(Collected data entries)
==================================================

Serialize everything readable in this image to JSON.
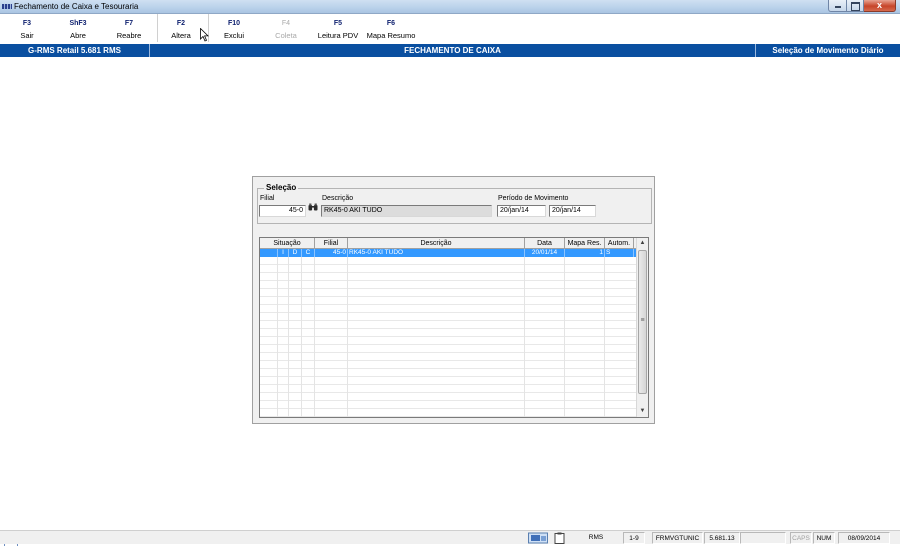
{
  "window": {
    "title": "Fechamento de Caixa e Tesouraria",
    "close_glyph": "x"
  },
  "toolbar": {
    "buttons": [
      {
        "key": "F3",
        "label": "Sair"
      },
      {
        "key": "ShF3",
        "label": "Abre"
      },
      {
        "key": "F7",
        "label": "Reabre"
      },
      {
        "key": "F2",
        "label": "Altera"
      },
      {
        "key": "F10",
        "label": "Exclui"
      },
      {
        "key": "F4",
        "label": "Coleta",
        "disabled": true
      },
      {
        "key": "F5",
        "label": "Leitura PDV"
      },
      {
        "key": "F6",
        "label": "Mapa Resumo"
      }
    ]
  },
  "header": {
    "left": "G-RMS Retail 5.681 RMS",
    "center": "FECHAMENTO DE CAIXA",
    "right": "Seleção de Movimento Diário"
  },
  "selection": {
    "legend": "Seleção",
    "filial_label": "Filial",
    "filial_value": "45-0",
    "descricao_label": "Descrição",
    "descricao_value": "RK45-0 AKI TUDO",
    "periodo_label": "Período de Movimento",
    "periodo_inicio": "20/jan/14",
    "periodo_fim": "20/jan/14"
  },
  "grid": {
    "columns": [
      "Situação",
      "Filial",
      "Descrição",
      "Data",
      "Mapa Res.",
      "Autom."
    ],
    "rows": [
      {
        "s1": "I",
        "s2": "D",
        "s3": "C",
        "filial": "45-0",
        "descricao": "RK45-0 AKI TUDO",
        "data": "20/01/14",
        "mapa": "1",
        "autom": "S",
        "selected": true
      }
    ]
  },
  "statusbar": {
    "user": "RMS",
    "page": "1-9",
    "program": "FRMVGTUNIC",
    "version": "5.681.13",
    "caps": "CAPS",
    "num": "NUM",
    "date": "08/09/2014"
  },
  "colors": {
    "header_bg": "#0a4fa0",
    "selection_bg": "#3399ff",
    "toolbar_key": "#0d1f6e"
  },
  "icons": [
    "app-icon",
    "binoculars-icon",
    "network-icon",
    "clipboard-icon",
    "mouse-cursor-icon",
    "scroll-up-icon",
    "scroll-down-icon"
  ]
}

==================================================

▶ [Task statement]: From the entries above, copy out every line where the string "Movimento" appears.

▶ [Completed exercise]:
    "right": "Seleção de Movimento Diário"
    "periodo_label": "Período de Movimento",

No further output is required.